Stored data:
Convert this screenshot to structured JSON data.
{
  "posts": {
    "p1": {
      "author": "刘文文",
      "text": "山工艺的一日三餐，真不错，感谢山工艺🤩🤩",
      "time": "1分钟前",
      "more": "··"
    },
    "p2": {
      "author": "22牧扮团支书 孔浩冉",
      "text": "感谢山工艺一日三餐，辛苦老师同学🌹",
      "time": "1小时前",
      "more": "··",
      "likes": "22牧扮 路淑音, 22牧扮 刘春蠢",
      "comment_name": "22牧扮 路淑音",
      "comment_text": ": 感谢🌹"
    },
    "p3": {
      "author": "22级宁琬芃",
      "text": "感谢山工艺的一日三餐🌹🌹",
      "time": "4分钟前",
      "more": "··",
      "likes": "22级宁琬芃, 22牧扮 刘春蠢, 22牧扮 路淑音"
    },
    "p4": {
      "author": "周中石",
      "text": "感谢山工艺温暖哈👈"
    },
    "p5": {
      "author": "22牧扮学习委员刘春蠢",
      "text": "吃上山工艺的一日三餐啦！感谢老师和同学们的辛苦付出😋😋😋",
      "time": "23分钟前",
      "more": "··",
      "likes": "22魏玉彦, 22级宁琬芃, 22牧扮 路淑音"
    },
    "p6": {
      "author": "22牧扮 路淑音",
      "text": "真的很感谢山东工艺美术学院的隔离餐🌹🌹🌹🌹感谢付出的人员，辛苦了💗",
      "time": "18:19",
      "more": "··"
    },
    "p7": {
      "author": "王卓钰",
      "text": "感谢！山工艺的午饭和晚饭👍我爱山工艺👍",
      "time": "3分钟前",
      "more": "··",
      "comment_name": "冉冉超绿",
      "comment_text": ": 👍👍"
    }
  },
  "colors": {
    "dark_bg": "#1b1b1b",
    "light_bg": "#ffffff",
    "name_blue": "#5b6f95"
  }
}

Given request: Here, the records must be output exactly and in full.

Answer to this exercise:
Convert this screenshot to structured JSON data.
{
  "posts": {
    "p1": {
      "author": "刘文文",
      "text": "山工艺的一日三餐，真不错，感谢山工艺🤩🤩",
      "time": "1分钟前",
      "more": "··"
    },
    "p2": {
      "author": "22牧扮团支书 孔浩冉",
      "text": "感谢山工艺一日三餐，辛苦老师同学🌹",
      "time": "1小时前",
      "more": "··",
      "likes": "22牧扮 路淑音, 22牧扮 刘春蠢",
      "comment_name": "22牧扮 路淑音",
      "comment_text": ": 感谢🌹"
    },
    "p3": {
      "author": "22级宁琬芃",
      "text": "感谢山工艺的一日三餐🌹🌹",
      "time": "4分钟前",
      "more": "··",
      "likes": "22级宁琬芃, 22牧扮 刘春蠢, 22牧扮 路淑音"
    },
    "p4": {
      "author": "周中石",
      "text": "感谢山工艺温暖哈👈"
    },
    "p5": {
      "author": "22牧扮学习委员刘春蠢",
      "text": "吃上山工艺的一日三餐啦！感谢老师和同学们的辛苦付出😋😋😋",
      "time": "23分钟前",
      "more": "··",
      "likes": "22魏玉彦, 22级宁琬芃, 22牧扮 路淑音"
    },
    "p6": {
      "author": "22牧扮 路淑音",
      "text": "真的很感谢山东工艺美术学院的隔离餐🌹🌹🌹🌹感谢付出的人员，辛苦了💗",
      "time": "18:19",
      "more": "··"
    },
    "p7": {
      "author": "王卓钰",
      "text": "感谢！山工艺的午饭和晚饭👍我爱山工艺👍",
      "time": "3分钟前",
      "more": "··",
      "comment_name": "冉冉超绿",
      "comment_text": ": 👍👍"
    }
  },
  "colors": {
    "dark_bg": "#1b1b1b",
    "light_bg": "#ffffff",
    "name_blue": "#5b6f95"
  }
}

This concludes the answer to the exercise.